Aim
Return all of the entries exactly as written.

━━━ Provided records

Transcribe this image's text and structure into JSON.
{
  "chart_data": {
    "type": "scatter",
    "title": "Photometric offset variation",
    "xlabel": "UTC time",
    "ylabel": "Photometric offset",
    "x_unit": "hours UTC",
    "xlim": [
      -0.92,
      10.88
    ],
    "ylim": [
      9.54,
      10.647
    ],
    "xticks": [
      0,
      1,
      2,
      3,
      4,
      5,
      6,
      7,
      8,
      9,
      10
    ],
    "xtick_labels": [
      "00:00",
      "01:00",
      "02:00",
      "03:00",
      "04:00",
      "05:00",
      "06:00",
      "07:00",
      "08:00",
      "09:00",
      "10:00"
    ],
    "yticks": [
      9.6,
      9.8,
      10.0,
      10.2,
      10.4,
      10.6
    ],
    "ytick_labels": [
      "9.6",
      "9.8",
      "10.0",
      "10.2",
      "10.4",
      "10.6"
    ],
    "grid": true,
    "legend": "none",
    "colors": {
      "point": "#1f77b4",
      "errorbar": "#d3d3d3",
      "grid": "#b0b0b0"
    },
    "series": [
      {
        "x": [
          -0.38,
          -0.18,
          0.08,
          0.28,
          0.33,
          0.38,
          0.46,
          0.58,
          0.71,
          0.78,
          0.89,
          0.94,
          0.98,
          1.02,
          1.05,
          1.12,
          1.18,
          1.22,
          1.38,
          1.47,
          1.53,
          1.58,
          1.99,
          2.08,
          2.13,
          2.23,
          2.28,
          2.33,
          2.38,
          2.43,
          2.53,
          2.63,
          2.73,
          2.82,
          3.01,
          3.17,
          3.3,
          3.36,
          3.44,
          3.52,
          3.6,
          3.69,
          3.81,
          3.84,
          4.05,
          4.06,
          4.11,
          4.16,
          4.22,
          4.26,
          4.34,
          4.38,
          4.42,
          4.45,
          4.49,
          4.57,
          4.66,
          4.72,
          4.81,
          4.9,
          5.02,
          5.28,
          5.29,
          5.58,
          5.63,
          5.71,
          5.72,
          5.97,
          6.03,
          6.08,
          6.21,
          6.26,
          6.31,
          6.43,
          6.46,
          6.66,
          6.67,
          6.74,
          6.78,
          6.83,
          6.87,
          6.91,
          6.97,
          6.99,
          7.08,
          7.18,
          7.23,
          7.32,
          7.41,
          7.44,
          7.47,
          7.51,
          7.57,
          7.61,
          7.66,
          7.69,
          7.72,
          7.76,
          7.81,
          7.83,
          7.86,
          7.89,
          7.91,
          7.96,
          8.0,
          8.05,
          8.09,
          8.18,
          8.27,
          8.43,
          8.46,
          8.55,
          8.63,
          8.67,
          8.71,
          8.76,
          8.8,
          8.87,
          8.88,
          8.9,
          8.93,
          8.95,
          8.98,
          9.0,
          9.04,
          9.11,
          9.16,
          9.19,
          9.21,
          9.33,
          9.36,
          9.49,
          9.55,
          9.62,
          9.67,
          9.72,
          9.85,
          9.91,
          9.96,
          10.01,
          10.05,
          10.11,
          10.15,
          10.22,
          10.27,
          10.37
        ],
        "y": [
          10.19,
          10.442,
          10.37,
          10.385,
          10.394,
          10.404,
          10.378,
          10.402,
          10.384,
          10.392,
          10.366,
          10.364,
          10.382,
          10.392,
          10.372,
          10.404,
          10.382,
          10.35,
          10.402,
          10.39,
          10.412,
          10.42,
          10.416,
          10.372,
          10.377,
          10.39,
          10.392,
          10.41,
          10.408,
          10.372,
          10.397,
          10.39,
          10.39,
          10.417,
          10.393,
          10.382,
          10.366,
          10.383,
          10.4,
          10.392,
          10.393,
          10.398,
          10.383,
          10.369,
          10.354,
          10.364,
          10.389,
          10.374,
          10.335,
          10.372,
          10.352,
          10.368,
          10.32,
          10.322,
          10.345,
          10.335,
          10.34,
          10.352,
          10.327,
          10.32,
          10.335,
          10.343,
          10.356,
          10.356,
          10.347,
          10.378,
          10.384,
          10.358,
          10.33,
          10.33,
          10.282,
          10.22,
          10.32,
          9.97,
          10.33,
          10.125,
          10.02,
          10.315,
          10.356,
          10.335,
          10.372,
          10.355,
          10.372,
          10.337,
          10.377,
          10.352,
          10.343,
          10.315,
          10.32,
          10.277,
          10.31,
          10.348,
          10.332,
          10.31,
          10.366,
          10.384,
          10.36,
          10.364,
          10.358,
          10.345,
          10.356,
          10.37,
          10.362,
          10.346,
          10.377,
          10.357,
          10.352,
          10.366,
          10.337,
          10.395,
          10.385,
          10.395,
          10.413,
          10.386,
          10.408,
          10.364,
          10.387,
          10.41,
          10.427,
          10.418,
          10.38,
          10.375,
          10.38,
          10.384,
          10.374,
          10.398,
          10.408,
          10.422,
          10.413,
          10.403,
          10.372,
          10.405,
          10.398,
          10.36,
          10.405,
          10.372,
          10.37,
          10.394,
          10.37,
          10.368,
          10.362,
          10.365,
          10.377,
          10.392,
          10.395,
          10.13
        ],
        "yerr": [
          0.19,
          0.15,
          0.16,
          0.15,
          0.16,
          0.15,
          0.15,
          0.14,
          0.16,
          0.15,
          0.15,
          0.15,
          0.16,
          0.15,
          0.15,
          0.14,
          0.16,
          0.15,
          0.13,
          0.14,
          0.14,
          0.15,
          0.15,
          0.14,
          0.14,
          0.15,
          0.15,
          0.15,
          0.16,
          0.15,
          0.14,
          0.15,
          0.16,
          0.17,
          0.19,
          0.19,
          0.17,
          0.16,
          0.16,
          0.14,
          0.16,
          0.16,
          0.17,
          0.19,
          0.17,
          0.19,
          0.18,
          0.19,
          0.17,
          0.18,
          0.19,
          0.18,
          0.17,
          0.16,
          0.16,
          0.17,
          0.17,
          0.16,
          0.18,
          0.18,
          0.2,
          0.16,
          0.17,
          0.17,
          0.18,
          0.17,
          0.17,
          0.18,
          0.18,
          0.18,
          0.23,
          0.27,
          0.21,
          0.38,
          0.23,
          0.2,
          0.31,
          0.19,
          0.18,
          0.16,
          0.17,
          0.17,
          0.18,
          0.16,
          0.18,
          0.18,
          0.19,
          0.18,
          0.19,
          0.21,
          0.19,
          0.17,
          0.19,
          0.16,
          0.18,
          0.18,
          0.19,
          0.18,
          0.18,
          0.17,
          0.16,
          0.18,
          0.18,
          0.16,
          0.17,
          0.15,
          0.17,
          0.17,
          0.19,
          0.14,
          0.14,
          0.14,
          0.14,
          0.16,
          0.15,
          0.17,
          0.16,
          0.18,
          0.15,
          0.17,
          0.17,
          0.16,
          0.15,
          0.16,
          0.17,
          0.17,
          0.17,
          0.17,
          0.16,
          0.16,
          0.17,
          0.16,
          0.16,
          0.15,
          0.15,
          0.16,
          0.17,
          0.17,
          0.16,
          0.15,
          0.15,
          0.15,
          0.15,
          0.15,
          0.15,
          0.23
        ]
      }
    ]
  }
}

━━━━━━

Solution to the problem
Transcribe this image's text and structure into JSON.
{
  "chart_data": {
    "type": "scatter",
    "title": "Photometric offset variation",
    "xlabel": "UTC time",
    "ylabel": "Photometric offset",
    "x_unit": "hours UTC",
    "xlim": [
      -0.92,
      10.88
    ],
    "ylim": [
      9.54,
      10.647
    ],
    "xticks": [
      0,
      1,
      2,
      3,
      4,
      5,
      6,
      7,
      8,
      9,
      10
    ],
    "xtick_labels": [
      "00:00",
      "01:00",
      "02:00",
      "03:00",
      "04:00",
      "05:00",
      "06:00",
      "07:00",
      "08:00",
      "09:00",
      "10:00"
    ],
    "yticks": [
      9.6,
      9.8,
      10.0,
      10.2,
      10.4,
      10.6
    ],
    "ytick_labels": [
      "9.6",
      "9.8",
      "10.0",
      "10.2",
      "10.4",
      "10.6"
    ],
    "grid": true,
    "legend": "none",
    "colors": {
      "point": "#1f77b4",
      "errorbar": "#d3d3d3",
      "grid": "#b0b0b0"
    },
    "series": [
      {
        "x": [
          -0.38,
          -0.18,
          0.08,
          0.28,
          0.33,
          0.38,
          0.46,
          0.58,
          0.71,
          0.78,
          0.89,
          0.94,
          0.98,
          1.02,
          1.05,
          1.12,
          1.18,
          1.22,
          1.38,
          1.47,
          1.53,
          1.58,
          1.99,
          2.08,
          2.13,
          2.23,
          2.28,
          2.33,
          2.38,
          2.43,
          2.53,
          2.63,
          2.73,
          2.82,
          3.01,
          3.17,
          3.3,
          3.36,
          3.44,
          3.52,
          3.6,
          3.69,
          3.81,
          3.84,
          4.05,
          4.06,
          4.11,
          4.16,
          4.22,
          4.26,
          4.34,
          4.38,
          4.42,
          4.45,
          4.49,
          4.57,
          4.66,
          4.72,
          4.81,
          4.9,
          5.02,
          5.28,
          5.29,
          5.58,
          5.63,
          5.71,
          5.72,
          5.97,
          6.03,
          6.08,
          6.21,
          6.26,
          6.31,
          6.43,
          6.46,
          6.66,
          6.67,
          6.74,
          6.78,
          6.83,
          6.87,
          6.91,
          6.97,
          6.99,
          7.08,
          7.18,
          7.23,
          7.32,
          7.41,
          7.44,
          7.47,
          7.51,
          7.57,
          7.61,
          7.66,
          7.69,
          7.72,
          7.76,
          7.81,
          7.83,
          7.86,
          7.89,
          7.91,
          7.96,
          8.0,
          8.05,
          8.09,
          8.18,
          8.27,
          8.43,
          8.46,
          8.55,
          8.63,
          8.67,
          8.71,
          8.76,
          8.8,
          8.87,
          8.88,
          8.9,
          8.93,
          8.95,
          8.98,
          9.0,
          9.04,
          9.11,
          9.16,
          9.19,
          9.21,
          9.33,
          9.36,
          9.49,
          9.55,
          9.62,
          9.67,
          9.72,
          9.85,
          9.91,
          9.96,
          10.01,
          10.05,
          10.11,
          10.15,
          10.22,
          10.27,
          10.37
        ],
        "y": [
          10.19,
          10.442,
          10.37,
          10.385,
          10.394,
          10.404,
          10.378,
          10.402,
          10.384,
          10.392,
          10.366,
          10.364,
          10.382,
          10.392,
          10.372,
          10.404,
          10.382,
          10.35,
          10.402,
          10.39,
          10.412,
          10.42,
          10.416,
          10.372,
          10.377,
          10.39,
          10.392,
          10.41,
          10.408,
          10.372,
          10.397,
          10.39,
          10.39,
          10.417,
          10.393,
          10.382,
          10.366,
          10.383,
          10.4,
          10.392,
          10.393,
          10.398,
          10.383,
          10.369,
          10.354,
          10.364,
          10.389,
          10.374,
          10.335,
          10.372,
          10.352,
          10.368,
          10.32,
          10.322,
          10.345,
          10.335,
          10.34,
          10.352,
          10.327,
          10.32,
          10.335,
          10.343,
          10.356,
          10.356,
          10.347,
          10.378,
          10.384,
          10.358,
          10.33,
          10.33,
          10.282,
          10.22,
          10.32,
          9.97,
          10.33,
          10.125,
          10.02,
          10.315,
          10.356,
          10.335,
          10.372,
          10.355,
          10.372,
          10.337,
          10.377,
          10.352,
          10.343,
          10.315,
          10.32,
          10.277,
          10.31,
          10.348,
          10.332,
          10.31,
          10.366,
          10.384,
          10.36,
          10.364,
          10.358,
          10.345,
          10.356,
          10.37,
          10.362,
          10.346,
          10.377,
          10.357,
          10.352,
          10.366,
          10.337,
          10.395,
          10.385,
          10.395,
          10.413,
          10.386,
          10.408,
          10.364,
          10.387,
          10.41,
          10.427,
          10.418,
          10.38,
          10.375,
          10.38,
          10.384,
          10.374,
          10.398,
          10.408,
          10.422,
          10.413,
          10.403,
          10.372,
          10.405,
          10.398,
          10.36,
          10.405,
          10.372,
          10.37,
          10.394,
          10.37,
          10.368,
          10.362,
          10.365,
          10.377,
          10.392,
          10.395,
          10.13
        ],
        "yerr": [
          0.19,
          0.15,
          0.16,
          0.15,
          0.16,
          0.15,
          0.15,
          0.14,
          0.16,
          0.15,
          0.15,
          0.15,
          0.16,
          0.15,
          0.15,
          0.14,
          0.16,
          0.15,
          0.13,
          0.14,
          0.14,
          0.15,
          0.15,
          0.14,
          0.14,
          0.15,
          0.15,
          0.15,
          0.16,
          0.15,
          0.14,
          0.15,
          0.16,
          0.17,
          0.19,
          0.19,
          0.17,
          0.16,
          0.16,
          0.14,
          0.16,
          0.16,
          0.17,
          0.19,
          0.17,
          0.19,
          0.18,
          0.19,
          0.17,
          0.18,
          0.19,
          0.18,
          0.17,
          0.16,
          0.16,
          0.17,
          0.17,
          0.16,
          0.18,
          0.18,
          0.2,
          0.16,
          0.17,
          0.17,
          0.18,
          0.17,
          0.17,
          0.18,
          0.18,
          0.18,
          0.23,
          0.27,
          0.21,
          0.38,
          0.23,
          0.2,
          0.31,
          0.19,
          0.18,
          0.16,
          0.17,
          0.17,
          0.18,
          0.16,
          0.18,
          0.18,
          0.19,
          0.18,
          0.19,
          0.21,
          0.19,
          0.17,
          0.19,
          0.16,
          0.18,
          0.18,
          0.19,
          0.18,
          0.18,
          0.17,
          0.16,
          0.18,
          0.18,
          0.16,
          0.17,
          0.15,
          0.17,
          0.17,
          0.19,
          0.14,
          0.14,
          0.14,
          0.14,
          0.16,
          0.15,
          0.17,
          0.16,
          0.18,
          0.15,
          0.17,
          0.17,
          0.16,
          0.15,
          0.16,
          0.17,
          0.17,
          0.17,
          0.17,
          0.16,
          0.16,
          0.17,
          0.16,
          0.16,
          0.15,
          0.15,
          0.16,
          0.17,
          0.17,
          0.16,
          0.15,
          0.15,
          0.15,
          0.15,
          0.15,
          0.15,
          0.23
        ]
      }
    ]
  }
}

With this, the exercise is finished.